**Stated task:** Copy out every line of the records where the string "image" occurs.
━━ Data extract
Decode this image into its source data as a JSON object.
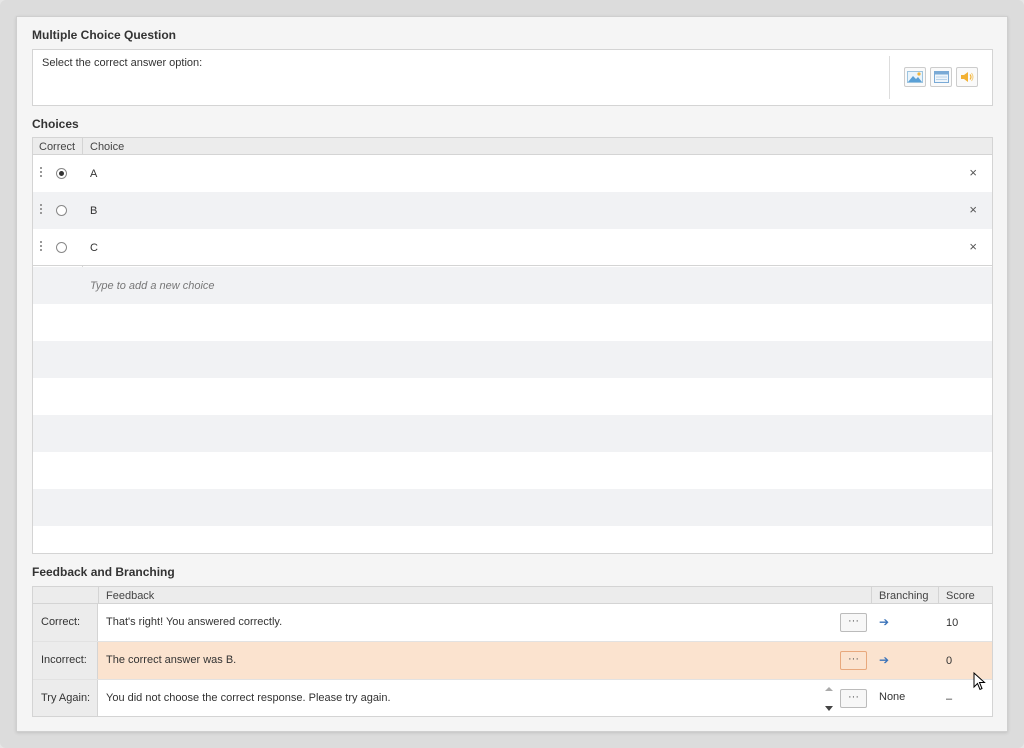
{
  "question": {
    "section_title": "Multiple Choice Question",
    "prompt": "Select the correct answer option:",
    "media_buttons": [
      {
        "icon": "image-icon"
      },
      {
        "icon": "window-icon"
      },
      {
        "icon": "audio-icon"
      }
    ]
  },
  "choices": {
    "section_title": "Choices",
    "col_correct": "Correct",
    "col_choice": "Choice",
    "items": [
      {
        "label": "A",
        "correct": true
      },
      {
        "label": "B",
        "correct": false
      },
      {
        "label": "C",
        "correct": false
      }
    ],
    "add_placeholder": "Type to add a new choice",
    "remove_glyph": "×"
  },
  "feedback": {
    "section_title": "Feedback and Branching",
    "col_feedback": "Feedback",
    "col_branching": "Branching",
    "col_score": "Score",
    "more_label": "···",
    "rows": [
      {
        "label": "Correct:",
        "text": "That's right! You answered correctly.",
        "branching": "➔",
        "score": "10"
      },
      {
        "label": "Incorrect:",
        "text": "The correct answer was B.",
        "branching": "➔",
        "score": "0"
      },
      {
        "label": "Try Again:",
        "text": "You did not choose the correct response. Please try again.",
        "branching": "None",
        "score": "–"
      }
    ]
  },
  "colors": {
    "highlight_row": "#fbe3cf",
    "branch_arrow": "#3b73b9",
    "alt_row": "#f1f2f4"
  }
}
━━━━
**Final result:**
Decode this image into its source data as a JSON object.
        "icon": "image-icon"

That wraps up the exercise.